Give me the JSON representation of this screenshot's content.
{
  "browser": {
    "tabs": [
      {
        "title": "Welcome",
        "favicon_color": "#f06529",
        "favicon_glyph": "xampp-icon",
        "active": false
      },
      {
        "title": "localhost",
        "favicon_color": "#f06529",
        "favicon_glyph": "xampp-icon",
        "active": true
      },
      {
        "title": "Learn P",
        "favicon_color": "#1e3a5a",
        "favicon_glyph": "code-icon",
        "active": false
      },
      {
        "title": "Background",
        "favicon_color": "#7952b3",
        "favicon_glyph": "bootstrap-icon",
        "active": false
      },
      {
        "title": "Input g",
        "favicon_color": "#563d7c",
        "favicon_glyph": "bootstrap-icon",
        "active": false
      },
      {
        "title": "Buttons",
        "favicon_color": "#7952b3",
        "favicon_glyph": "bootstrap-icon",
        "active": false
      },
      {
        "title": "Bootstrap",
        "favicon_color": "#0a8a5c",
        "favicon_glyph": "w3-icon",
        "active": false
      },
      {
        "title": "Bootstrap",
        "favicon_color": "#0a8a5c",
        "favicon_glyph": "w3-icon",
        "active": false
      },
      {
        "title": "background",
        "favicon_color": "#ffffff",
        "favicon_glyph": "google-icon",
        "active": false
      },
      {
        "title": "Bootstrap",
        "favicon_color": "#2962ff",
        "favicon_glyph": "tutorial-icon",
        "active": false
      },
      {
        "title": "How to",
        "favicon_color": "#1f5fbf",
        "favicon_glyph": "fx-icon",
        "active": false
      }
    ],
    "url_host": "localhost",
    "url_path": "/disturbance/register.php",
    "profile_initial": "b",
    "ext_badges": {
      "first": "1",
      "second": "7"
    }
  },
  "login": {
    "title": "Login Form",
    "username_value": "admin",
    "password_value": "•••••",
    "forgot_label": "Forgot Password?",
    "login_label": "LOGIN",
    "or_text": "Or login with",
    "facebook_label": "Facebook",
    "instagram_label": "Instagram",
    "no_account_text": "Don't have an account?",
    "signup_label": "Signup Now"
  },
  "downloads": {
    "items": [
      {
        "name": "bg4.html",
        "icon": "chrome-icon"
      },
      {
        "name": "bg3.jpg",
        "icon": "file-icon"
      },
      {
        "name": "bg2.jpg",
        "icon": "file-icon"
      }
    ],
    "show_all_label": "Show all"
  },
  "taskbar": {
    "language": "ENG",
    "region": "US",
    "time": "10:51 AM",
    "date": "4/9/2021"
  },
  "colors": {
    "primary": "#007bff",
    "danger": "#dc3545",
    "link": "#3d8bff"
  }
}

+++

**WRITTEN PROBLEM:** Copy all the records above exactly, missing none.

**SOLUTION FOR THIS PROBLEM:**
Give me the JSON representation of this screenshot's content.
{
  "browser": {
    "tabs": [
      {
        "title": "Welcome",
        "favicon_color": "#f06529",
        "favicon_glyph": "xampp-icon",
        "active": false
      },
      {
        "title": "localhost",
        "favicon_color": "#f06529",
        "favicon_glyph": "xampp-icon",
        "active": true
      },
      {
        "title": "Learn P",
        "favicon_color": "#1e3a5a",
        "favicon_glyph": "code-icon",
        "active": false
      },
      {
        "title": "Background",
        "favicon_color": "#7952b3",
        "favicon_glyph": "bootstrap-icon",
        "active": false
      },
      {
        "title": "Input g",
        "favicon_color": "#563d7c",
        "favicon_glyph": "bootstrap-icon",
        "active": false
      },
      {
        "title": "Buttons",
        "favicon_color": "#7952b3",
        "favicon_glyph": "bootstrap-icon",
        "active": false
      },
      {
        "title": "Bootstrap",
        "favicon_color": "#0a8a5c",
        "favicon_glyph": "w3-icon",
        "active": false
      },
      {
        "title": "Bootstrap",
        "favicon_color": "#0a8a5c",
        "favicon_glyph": "w3-icon",
        "active": false
      },
      {
        "title": "background",
        "favicon_color": "#ffffff",
        "favicon_glyph": "google-icon",
        "active": false
      },
      {
        "title": "Bootstrap",
        "favicon_color": "#2962ff",
        "favicon_glyph": "tutorial-icon",
        "active": false
      },
      {
        "title": "How to",
        "favicon_color": "#1f5fbf",
        "favicon_glyph": "fx-icon",
        "active": false
      }
    ],
    "url_host": "localhost",
    "url_path": "/disturbance/register.php",
    "profile_initial": "b",
    "ext_badges": {
      "first": "1",
      "second": "7"
    }
  },
  "login": {
    "title": "Login Form",
    "username_value": "admin",
    "password_value": "•••••",
    "forgot_label": "Forgot Password?",
    "login_label": "LOGIN",
    "or_text": "Or login with",
    "facebook_label": "Facebook",
    "instagram_label": "Instagram",
    "no_account_text": "Don't have an account?",
    "signup_label": "Signup Now"
  },
  "downloads": {
    "items": [
      {
        "name": "bg4.html",
        "icon": "chrome-icon"
      },
      {
        "name": "bg3.jpg",
        "icon": "file-icon"
      },
      {
        "name": "bg2.jpg",
        "icon": "file-icon"
      }
    ],
    "show_all_label": "Show all"
  },
  "taskbar": {
    "language": "ENG",
    "region": "US",
    "time": "10:51 AM",
    "date": "4/9/2021"
  },
  "colors": {
    "primary": "#007bff",
    "danger": "#dc3545",
    "link": "#3d8bff"
  }
}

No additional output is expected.